__Materials provided__

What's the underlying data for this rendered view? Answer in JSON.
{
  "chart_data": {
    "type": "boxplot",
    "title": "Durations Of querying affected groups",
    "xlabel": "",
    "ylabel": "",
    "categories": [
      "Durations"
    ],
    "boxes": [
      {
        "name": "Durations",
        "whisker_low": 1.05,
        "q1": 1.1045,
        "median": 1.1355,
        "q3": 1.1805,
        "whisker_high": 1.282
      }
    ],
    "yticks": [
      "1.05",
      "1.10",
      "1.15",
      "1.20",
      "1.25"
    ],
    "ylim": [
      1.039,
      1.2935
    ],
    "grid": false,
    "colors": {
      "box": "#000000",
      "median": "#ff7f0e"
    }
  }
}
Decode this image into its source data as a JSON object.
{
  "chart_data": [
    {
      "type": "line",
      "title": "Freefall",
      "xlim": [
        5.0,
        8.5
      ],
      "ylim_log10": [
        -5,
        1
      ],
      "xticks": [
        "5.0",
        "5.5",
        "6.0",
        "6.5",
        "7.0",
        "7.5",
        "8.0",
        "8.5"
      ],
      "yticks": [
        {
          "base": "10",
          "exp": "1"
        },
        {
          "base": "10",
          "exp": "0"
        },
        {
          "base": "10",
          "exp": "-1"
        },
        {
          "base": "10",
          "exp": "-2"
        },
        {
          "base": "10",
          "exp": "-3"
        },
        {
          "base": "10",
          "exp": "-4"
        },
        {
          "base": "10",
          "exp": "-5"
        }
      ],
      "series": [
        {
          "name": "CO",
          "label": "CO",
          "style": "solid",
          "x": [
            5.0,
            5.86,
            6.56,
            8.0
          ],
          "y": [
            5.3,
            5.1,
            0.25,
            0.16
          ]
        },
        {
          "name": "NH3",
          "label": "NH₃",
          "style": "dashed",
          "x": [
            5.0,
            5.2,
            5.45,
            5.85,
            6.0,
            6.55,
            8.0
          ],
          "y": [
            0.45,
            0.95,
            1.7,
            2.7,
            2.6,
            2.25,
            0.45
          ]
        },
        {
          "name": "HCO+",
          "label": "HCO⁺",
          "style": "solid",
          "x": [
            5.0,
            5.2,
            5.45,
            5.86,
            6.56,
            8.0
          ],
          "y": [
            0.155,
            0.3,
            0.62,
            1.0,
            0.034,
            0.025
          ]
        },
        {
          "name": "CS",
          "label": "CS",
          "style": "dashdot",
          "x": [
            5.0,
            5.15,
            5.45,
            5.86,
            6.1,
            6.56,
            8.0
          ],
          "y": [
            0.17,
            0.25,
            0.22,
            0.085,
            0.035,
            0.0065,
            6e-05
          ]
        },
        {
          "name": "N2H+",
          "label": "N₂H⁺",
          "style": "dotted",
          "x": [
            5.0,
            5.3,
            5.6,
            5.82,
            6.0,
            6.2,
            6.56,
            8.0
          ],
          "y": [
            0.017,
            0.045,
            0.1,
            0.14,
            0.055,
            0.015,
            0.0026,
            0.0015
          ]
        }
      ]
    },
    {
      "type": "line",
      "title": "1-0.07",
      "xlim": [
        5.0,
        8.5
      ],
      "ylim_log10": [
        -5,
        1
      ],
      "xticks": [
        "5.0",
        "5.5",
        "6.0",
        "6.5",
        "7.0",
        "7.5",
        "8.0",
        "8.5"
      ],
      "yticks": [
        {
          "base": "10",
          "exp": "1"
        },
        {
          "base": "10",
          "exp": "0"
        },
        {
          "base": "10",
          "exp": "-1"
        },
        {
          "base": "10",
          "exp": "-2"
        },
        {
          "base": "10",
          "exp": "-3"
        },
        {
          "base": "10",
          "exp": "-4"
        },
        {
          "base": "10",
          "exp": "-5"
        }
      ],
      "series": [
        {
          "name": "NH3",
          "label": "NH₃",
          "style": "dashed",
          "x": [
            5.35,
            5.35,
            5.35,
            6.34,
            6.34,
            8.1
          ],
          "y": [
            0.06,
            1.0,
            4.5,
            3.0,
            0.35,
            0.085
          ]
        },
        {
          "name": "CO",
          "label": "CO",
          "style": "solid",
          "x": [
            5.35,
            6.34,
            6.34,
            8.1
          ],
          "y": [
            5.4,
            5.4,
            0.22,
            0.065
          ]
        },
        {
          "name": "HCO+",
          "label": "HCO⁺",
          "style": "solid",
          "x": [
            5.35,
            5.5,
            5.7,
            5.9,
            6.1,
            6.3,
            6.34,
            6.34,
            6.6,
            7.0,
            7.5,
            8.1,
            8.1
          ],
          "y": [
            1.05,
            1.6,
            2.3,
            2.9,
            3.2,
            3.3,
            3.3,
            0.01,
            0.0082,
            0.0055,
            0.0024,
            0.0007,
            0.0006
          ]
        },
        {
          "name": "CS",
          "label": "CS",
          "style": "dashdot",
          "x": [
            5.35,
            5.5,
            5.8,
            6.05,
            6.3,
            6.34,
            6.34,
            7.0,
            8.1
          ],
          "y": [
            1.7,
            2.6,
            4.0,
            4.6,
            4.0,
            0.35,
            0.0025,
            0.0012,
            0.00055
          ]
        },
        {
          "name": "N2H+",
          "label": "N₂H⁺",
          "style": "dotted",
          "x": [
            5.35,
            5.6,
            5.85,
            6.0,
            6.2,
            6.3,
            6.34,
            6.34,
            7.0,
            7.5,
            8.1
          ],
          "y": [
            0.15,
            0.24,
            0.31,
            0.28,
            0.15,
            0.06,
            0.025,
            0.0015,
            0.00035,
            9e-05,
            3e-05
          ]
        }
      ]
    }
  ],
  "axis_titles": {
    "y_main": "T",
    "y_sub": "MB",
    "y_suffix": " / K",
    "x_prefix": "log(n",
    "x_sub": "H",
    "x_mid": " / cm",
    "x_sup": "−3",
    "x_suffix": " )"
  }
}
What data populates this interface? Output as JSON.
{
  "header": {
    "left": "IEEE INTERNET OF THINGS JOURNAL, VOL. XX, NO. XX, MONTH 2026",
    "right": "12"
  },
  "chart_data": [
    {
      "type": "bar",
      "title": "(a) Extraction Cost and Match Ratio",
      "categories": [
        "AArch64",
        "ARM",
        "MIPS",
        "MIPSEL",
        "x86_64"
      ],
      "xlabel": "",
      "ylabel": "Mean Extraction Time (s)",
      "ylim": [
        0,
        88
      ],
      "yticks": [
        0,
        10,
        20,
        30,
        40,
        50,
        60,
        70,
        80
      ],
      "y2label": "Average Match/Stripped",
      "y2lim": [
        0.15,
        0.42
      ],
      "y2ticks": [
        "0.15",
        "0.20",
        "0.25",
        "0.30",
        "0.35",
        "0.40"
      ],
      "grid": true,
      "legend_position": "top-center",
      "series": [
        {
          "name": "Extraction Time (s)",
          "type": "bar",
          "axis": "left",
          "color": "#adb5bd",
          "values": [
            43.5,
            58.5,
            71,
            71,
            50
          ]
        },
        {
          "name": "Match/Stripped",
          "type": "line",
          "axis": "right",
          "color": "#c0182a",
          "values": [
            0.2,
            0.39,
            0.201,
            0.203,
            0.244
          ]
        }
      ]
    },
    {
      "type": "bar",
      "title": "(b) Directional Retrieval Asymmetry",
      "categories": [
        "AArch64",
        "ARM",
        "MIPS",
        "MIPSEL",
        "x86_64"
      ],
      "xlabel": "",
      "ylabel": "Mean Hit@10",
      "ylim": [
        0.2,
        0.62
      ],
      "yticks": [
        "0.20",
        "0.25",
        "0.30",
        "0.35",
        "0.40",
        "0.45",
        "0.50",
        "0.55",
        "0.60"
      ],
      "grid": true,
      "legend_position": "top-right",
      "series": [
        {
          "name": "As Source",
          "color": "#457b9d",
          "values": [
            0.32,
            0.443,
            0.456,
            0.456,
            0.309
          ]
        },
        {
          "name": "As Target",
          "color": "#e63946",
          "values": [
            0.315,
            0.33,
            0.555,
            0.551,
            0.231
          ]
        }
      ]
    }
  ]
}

__What is being asked__
Show the lines of the records that contain the word "JSON".

__Exercise answer__
What's the underlying data for this rendered view? Answer in JSON.
Decode this image into its source data as a JSON object.
What data populates this interface? Output as JSON.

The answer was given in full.